Task details
Find the word "JSON" in the records below. List each line containing it.
[start]
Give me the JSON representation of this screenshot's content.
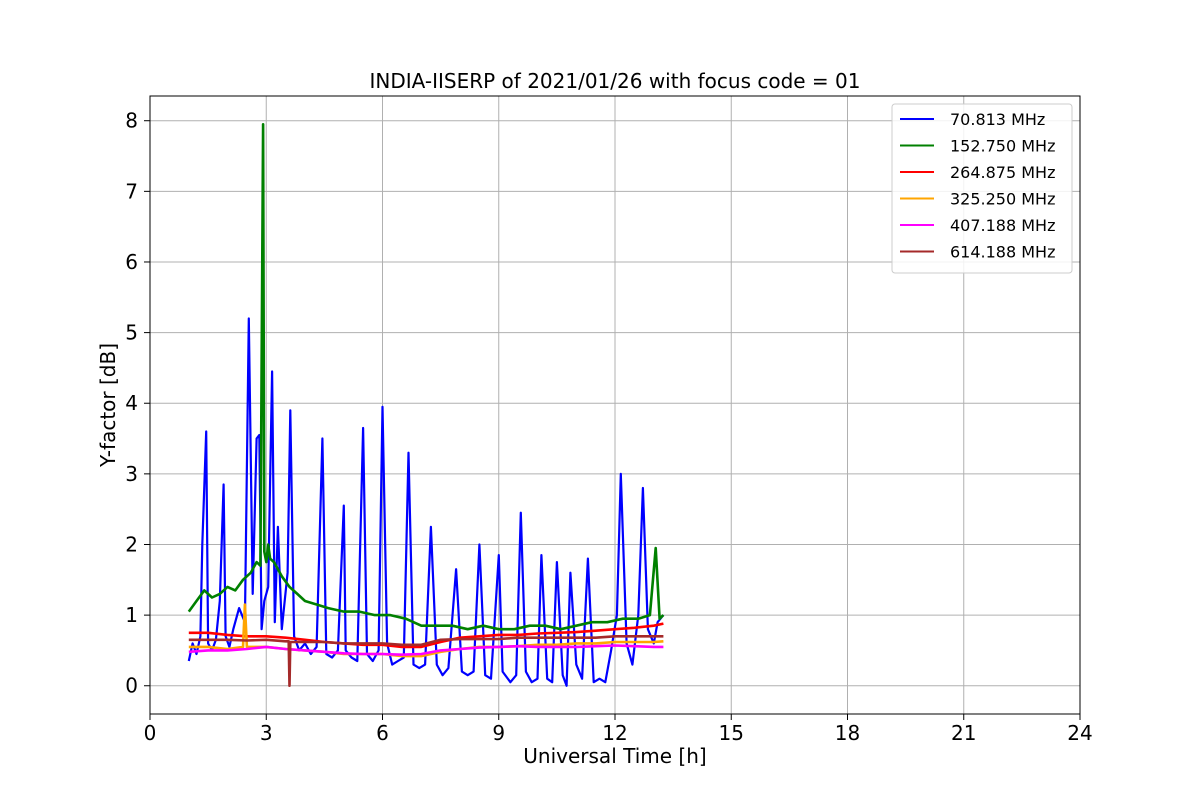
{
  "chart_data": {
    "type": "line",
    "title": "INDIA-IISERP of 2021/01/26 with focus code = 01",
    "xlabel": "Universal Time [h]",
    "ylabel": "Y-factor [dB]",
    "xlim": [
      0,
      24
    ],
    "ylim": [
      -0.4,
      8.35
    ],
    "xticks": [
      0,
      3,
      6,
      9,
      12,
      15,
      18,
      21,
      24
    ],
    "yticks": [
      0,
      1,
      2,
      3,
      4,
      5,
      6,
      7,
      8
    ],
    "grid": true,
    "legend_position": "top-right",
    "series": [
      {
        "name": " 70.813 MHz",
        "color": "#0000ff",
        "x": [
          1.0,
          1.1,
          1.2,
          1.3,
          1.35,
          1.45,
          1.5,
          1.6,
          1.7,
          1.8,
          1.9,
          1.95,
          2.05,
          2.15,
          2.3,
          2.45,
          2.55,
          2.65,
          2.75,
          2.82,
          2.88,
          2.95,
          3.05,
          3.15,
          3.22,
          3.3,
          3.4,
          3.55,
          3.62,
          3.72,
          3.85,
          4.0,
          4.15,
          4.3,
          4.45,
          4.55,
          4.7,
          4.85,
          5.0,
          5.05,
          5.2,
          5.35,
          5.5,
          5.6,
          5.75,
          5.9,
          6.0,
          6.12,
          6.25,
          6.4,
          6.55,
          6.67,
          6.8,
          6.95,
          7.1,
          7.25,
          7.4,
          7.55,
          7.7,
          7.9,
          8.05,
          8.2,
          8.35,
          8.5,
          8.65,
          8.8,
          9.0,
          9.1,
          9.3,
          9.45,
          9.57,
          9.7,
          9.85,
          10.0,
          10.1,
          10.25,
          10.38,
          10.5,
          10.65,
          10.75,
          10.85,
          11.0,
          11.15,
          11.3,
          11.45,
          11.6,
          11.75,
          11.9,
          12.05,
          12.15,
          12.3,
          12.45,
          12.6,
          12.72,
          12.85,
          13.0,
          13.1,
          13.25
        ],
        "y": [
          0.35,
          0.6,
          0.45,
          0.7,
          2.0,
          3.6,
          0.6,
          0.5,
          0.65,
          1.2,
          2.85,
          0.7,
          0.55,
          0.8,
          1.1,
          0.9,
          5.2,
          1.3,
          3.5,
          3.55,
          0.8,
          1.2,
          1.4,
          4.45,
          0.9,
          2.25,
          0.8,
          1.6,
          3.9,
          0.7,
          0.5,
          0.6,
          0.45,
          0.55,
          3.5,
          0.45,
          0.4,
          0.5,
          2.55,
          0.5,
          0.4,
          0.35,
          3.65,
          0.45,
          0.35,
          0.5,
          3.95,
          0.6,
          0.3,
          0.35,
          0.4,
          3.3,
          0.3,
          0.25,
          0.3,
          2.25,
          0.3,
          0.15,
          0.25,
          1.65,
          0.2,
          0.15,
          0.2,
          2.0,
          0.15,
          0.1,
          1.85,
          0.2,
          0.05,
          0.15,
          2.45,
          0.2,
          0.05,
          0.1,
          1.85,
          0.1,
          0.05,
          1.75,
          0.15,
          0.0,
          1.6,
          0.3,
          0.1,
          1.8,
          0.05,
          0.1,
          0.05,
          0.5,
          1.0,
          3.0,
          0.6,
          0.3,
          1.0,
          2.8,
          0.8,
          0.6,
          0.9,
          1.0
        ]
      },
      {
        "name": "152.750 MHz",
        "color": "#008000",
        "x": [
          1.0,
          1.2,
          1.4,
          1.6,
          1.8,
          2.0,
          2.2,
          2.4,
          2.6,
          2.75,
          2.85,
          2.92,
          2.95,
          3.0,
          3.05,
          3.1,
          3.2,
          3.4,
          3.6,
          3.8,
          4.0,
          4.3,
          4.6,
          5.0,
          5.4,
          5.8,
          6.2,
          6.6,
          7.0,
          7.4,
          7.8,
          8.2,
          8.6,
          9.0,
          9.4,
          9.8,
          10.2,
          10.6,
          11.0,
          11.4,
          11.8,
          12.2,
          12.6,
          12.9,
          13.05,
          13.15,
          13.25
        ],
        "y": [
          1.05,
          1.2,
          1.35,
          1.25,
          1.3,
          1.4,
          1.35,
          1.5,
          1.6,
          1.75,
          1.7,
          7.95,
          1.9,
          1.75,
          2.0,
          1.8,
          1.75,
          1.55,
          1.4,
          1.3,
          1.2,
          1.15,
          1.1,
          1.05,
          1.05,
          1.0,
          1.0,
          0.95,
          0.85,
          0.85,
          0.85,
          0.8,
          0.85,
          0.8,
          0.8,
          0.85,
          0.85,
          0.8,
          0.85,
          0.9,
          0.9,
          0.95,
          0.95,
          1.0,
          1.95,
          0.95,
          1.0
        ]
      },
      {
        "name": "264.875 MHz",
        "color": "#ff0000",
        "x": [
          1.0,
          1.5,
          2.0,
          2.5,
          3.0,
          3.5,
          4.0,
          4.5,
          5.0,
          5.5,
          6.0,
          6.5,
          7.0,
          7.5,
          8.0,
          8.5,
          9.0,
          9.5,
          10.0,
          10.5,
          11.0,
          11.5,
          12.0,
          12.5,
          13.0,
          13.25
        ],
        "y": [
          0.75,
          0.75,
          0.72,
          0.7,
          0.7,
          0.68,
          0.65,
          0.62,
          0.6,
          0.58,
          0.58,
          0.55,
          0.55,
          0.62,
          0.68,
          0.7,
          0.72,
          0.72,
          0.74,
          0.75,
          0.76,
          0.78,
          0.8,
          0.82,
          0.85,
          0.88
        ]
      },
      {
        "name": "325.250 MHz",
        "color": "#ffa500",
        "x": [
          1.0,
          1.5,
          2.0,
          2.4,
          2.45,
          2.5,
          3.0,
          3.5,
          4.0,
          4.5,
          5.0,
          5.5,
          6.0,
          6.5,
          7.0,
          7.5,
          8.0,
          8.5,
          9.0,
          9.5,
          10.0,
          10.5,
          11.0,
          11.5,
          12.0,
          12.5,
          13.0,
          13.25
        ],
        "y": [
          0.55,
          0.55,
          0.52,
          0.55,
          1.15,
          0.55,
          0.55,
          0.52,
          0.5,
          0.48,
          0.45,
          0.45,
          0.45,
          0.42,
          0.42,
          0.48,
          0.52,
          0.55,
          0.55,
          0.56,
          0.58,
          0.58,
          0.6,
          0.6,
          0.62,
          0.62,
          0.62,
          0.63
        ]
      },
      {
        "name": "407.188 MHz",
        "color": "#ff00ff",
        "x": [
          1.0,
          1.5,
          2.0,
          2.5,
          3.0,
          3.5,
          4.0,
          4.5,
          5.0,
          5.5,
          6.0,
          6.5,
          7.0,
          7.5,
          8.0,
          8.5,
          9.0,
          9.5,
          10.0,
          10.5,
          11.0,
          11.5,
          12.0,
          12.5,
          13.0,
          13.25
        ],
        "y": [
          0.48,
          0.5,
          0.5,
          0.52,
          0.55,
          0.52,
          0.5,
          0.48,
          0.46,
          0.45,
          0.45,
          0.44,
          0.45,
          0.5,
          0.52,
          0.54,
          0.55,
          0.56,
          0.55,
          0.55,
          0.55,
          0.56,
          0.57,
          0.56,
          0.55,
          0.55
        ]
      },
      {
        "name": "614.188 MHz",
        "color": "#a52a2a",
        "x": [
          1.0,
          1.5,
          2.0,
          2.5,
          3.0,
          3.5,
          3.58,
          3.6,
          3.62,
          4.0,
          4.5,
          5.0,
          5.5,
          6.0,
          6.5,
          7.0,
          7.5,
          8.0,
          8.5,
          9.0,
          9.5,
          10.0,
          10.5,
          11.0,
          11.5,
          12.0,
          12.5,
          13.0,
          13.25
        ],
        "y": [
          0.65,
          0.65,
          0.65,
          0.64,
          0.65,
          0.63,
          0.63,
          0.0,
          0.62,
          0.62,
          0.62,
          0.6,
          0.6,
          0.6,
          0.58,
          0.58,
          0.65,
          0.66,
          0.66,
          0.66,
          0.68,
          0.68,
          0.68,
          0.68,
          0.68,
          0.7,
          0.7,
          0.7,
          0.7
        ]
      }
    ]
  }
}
[end]
[start]
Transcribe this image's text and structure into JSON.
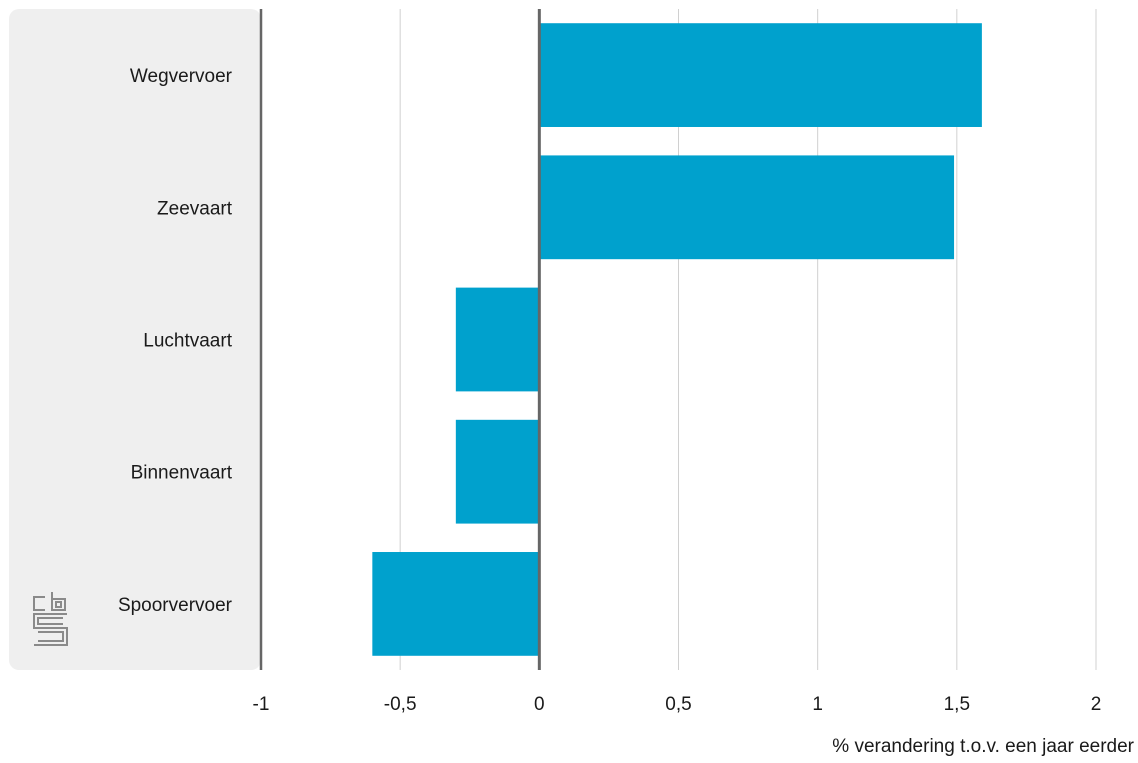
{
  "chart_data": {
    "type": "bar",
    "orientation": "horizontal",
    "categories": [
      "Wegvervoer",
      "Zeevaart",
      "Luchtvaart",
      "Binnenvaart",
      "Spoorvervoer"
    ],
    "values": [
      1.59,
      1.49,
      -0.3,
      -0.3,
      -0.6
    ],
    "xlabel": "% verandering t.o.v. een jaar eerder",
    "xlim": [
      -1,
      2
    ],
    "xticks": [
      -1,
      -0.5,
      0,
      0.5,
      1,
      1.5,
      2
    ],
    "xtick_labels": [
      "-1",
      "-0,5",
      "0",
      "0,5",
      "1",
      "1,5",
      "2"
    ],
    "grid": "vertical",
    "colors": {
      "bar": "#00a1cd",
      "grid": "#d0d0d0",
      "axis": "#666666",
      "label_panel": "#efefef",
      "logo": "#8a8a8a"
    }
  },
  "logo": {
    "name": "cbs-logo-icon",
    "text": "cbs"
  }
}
[end]
Output of the task
Give me the JSON representation of this screenshot's content.
Transcribe this image's text and structure into JSON.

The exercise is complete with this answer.